**Task instructions:**
(1) Transcribe the portion of the passage on Groundwork Denver's water program starting at "Groundwork Denver also" and ending at "and other pollutants.".
(2) Using the passage on Groundwork Denver's water program, answer the following:
(a) In what year was the Watershed Plan for Bear Creek completed?
(b) What did the Water Quality Assessment Workgroup create in 2016?
(c) How many low-flow energy-saving showerheads has Groundwork Denver installed since 2010?

**Source passage:**
((
Urban waterways provide a potential source of recreation, transportation, and economic development to some of Denver’s lowest-income neighborhoods, yet many are both polluted and inaccessible due to railroad tracks, industrial zones, busy streets, and other physical barriers. We build partnerships to address watershed issues, developing and continuing to implement a watershed plan for Bear Creek, volunteer activities to improve riparian corridors, and improving access to the South Platte River.
Groundwork Denver’s water program began simply – youth teams removed invasive species and picked up trash along the South Platte River and Bear Creek. Today, the program reflects a comprehensive, multi-partner collaboration that is actively improving the recreational use of urban Bear Creek.
The Colorado Department of Public Health and Environment funded Groundwork Denver to create a Watershed Plan because the creek was/is contaminated with E.coli. This bacterium indicates there is fecal contamination in the water and may make it unsafe to swim or play in. The Watershed Plan was completed in 2014 and identifies best practices for the protection of water quality in Bear Creek.
Among the work Groundwork conducts relating to Bear Creek is investigating potential water quality impacts from septic systems. The City of Sheridan and Tri-County Health provide outreach materials and financial assistance options for residents interested in connecting to the sanitary main.
Groundwork Denver also chairs the Water Quality Assessment Workgroup. This dedicated group of scientists created the South Platte Water Quality Assessment Tool in 2016. The tool includes interactive maps and graphs which help students, the public and researchers understand pollution trends throughout the South Platte River basin.
Water Quality Sampling
Groundwork Denver partners with the following to collect and analyze water samples for E. coli and other pollutants.
- Denver Environmental Health
- Environmental Protection Agency
- Metropolitan State University’s Biology Department
- Water Quality Control Division
- River Watch
- Denver Water
In addition to water quality sampling, Groundwork Denver takes measure to help residents conserve water. Since 2010 GWD has installed over 1,000 low-flow energy-saving showerheads and over 300 low flow aerators in Denver households and the surrounding metropolitan area. Additionally, 2017 marked the beginning of our free sprinkler audit program where Groundwork Denver Water staff fixed up leaky and poorly adjusted sprinklers. These conservation programs save residents money through reduction of energy and water use and help decrease urban runoff which can carry pollutants into nearby waterways.
))
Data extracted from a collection
((
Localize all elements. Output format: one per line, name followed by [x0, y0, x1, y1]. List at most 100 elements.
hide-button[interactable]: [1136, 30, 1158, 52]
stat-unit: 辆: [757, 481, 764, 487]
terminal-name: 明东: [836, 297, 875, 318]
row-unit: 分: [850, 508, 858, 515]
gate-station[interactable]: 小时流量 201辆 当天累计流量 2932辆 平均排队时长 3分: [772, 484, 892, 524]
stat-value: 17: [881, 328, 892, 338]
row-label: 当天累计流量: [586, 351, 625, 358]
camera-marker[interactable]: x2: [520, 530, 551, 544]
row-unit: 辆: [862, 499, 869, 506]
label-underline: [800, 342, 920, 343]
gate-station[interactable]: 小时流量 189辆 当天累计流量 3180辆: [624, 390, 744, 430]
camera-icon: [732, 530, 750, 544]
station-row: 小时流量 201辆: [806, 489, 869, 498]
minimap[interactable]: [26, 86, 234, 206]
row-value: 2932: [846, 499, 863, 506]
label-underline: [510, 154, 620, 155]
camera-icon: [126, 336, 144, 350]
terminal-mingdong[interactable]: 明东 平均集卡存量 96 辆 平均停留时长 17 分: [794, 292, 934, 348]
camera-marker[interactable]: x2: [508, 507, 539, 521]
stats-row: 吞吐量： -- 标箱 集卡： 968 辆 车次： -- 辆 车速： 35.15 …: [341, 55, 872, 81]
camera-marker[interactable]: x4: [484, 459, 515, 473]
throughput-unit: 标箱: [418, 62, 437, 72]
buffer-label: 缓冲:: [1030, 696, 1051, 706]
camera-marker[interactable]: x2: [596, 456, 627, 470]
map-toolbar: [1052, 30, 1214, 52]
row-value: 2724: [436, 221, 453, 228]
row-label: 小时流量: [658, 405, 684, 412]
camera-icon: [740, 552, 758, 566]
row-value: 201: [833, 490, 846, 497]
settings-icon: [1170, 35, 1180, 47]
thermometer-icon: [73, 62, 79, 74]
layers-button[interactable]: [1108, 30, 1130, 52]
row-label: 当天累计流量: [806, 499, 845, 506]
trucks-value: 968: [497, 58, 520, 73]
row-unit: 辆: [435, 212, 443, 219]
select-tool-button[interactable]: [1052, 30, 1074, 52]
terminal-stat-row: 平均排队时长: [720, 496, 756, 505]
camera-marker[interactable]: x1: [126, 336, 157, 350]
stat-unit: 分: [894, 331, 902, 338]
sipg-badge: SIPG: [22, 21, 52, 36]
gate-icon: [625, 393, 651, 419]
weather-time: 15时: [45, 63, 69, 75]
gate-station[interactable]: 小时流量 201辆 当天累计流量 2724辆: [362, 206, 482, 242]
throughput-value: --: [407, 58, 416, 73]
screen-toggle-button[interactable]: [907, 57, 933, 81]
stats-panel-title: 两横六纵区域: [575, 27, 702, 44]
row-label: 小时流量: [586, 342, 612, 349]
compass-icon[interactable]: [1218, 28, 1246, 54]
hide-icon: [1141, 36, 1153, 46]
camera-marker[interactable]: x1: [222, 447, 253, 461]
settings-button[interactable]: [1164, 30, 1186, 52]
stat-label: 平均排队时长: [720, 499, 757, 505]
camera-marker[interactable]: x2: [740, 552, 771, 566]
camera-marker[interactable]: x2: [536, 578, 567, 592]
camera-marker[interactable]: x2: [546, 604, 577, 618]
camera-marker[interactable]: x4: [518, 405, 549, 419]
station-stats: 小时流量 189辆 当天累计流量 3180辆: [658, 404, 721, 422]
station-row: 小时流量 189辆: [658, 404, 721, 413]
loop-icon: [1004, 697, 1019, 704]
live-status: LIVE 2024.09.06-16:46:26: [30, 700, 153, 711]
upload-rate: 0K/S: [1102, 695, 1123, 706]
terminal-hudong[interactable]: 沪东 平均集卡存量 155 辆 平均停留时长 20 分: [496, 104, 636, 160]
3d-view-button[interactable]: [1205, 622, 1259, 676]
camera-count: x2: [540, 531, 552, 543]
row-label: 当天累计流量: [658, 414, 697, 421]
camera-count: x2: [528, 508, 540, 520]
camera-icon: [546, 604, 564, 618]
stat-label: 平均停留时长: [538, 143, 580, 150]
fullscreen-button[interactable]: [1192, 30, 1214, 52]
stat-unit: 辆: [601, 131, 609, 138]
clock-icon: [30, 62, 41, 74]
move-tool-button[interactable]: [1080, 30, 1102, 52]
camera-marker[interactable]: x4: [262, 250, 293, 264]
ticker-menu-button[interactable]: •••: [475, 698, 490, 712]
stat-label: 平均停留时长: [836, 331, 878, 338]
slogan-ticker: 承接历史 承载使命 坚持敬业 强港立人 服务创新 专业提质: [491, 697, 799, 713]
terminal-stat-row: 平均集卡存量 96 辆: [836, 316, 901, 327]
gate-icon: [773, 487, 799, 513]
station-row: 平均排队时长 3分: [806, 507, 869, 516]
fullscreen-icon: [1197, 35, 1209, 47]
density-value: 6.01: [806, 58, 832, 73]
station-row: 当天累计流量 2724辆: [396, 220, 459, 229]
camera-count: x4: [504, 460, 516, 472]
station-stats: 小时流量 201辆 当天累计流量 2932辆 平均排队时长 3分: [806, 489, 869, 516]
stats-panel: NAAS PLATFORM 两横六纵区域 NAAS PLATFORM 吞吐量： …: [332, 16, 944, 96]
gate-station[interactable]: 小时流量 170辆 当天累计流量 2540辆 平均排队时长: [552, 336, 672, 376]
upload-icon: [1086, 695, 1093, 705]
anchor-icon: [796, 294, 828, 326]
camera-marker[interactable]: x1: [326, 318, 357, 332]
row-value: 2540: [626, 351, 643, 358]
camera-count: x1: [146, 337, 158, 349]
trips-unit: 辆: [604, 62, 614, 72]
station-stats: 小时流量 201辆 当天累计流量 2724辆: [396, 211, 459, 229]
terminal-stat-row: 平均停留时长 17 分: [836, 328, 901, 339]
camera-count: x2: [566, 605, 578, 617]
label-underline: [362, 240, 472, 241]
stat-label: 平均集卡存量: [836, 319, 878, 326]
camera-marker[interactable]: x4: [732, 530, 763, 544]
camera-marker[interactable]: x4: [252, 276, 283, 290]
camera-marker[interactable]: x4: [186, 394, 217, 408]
))
**Expected outputs:**
(1)
Groundwork Denver also chairs the Water Quality Assessment Workgroup. This dedicated group of scientists created the South Platte Water Quality Assessment Tool in 2016. The tool includes interactive maps and graphs which help students, the public and researchers understand pollution trends throughout the South Platte River basin.
Water Quality Sampling
Groundwork Denver partners with the following to collect and analyze water samples for E. coli and other pollutants.

(2)
(a) 2014
(b) The South Platte Water Quality Assessment Tool
(c) Over 1,000